* _SET PROBLEM_
Extract every line where the string "frac" appears.

---------- EXERCISE INPUT

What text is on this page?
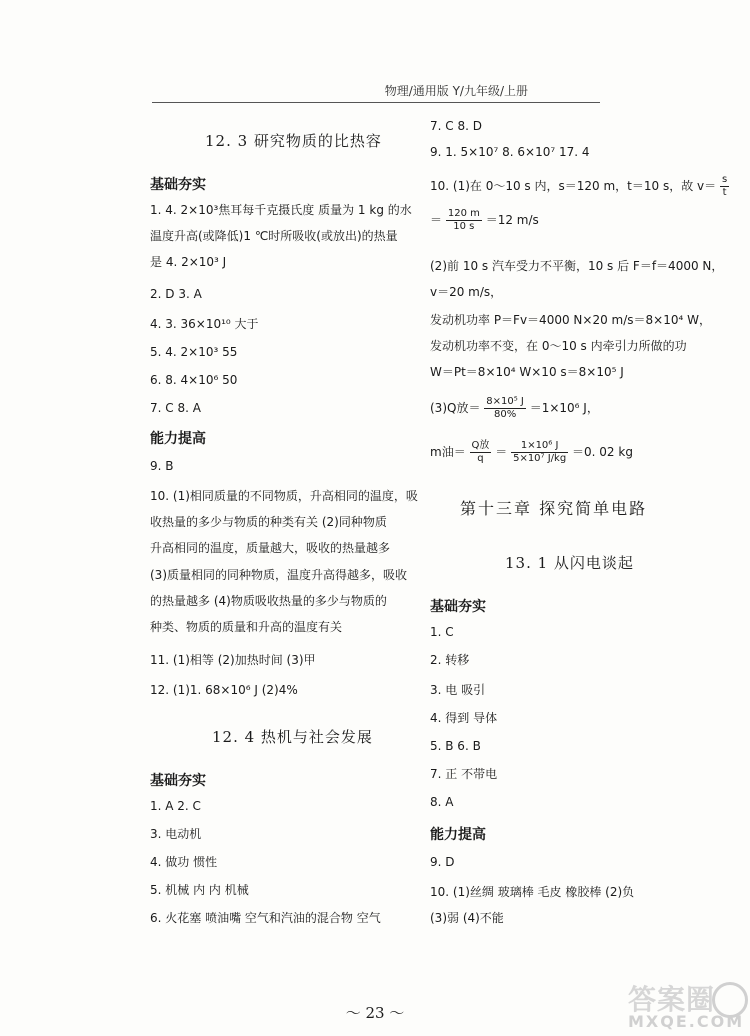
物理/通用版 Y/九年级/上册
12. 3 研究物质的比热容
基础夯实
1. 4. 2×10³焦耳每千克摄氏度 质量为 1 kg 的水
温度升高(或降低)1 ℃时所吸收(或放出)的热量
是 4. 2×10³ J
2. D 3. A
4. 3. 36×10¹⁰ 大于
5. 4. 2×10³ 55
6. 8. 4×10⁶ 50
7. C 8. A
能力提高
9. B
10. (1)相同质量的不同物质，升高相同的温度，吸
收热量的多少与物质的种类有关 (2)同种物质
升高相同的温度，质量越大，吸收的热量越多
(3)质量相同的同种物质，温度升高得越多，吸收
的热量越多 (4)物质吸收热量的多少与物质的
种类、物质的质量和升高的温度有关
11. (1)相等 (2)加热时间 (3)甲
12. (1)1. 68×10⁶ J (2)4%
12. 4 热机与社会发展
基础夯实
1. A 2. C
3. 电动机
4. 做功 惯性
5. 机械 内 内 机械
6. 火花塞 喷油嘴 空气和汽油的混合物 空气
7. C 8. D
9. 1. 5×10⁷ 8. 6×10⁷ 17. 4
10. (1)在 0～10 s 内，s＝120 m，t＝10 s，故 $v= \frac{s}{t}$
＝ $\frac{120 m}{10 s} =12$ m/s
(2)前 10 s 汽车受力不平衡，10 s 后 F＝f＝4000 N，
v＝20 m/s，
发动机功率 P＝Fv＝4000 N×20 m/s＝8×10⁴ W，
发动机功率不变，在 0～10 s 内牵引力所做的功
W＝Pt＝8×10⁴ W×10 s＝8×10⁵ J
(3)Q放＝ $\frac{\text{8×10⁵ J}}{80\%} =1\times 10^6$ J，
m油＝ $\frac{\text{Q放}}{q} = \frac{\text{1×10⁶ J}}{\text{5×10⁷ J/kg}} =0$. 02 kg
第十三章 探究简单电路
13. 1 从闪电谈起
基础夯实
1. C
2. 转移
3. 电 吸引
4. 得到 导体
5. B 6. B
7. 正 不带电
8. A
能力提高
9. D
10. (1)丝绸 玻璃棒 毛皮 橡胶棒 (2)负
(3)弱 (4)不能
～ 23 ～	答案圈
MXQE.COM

--------------------

* _RESULT FOR THIS EXERCISE_
10. (1)在 0～10 s 内，s＝120 m，t＝10 s，故 $v= \frac{s}{t}$
＝ $\frac{120 m}{10 s} =12$ m/s
(3)Q放＝ $\frac{\text{8×10⁵ J}}{80\%} =1\times 10^6$ J，
m油＝ $\frac{\text{Q放}}{q} = \frac{\text{1×10⁶ J}}{\text{5×10⁷ J/kg}} =0$. 02 kg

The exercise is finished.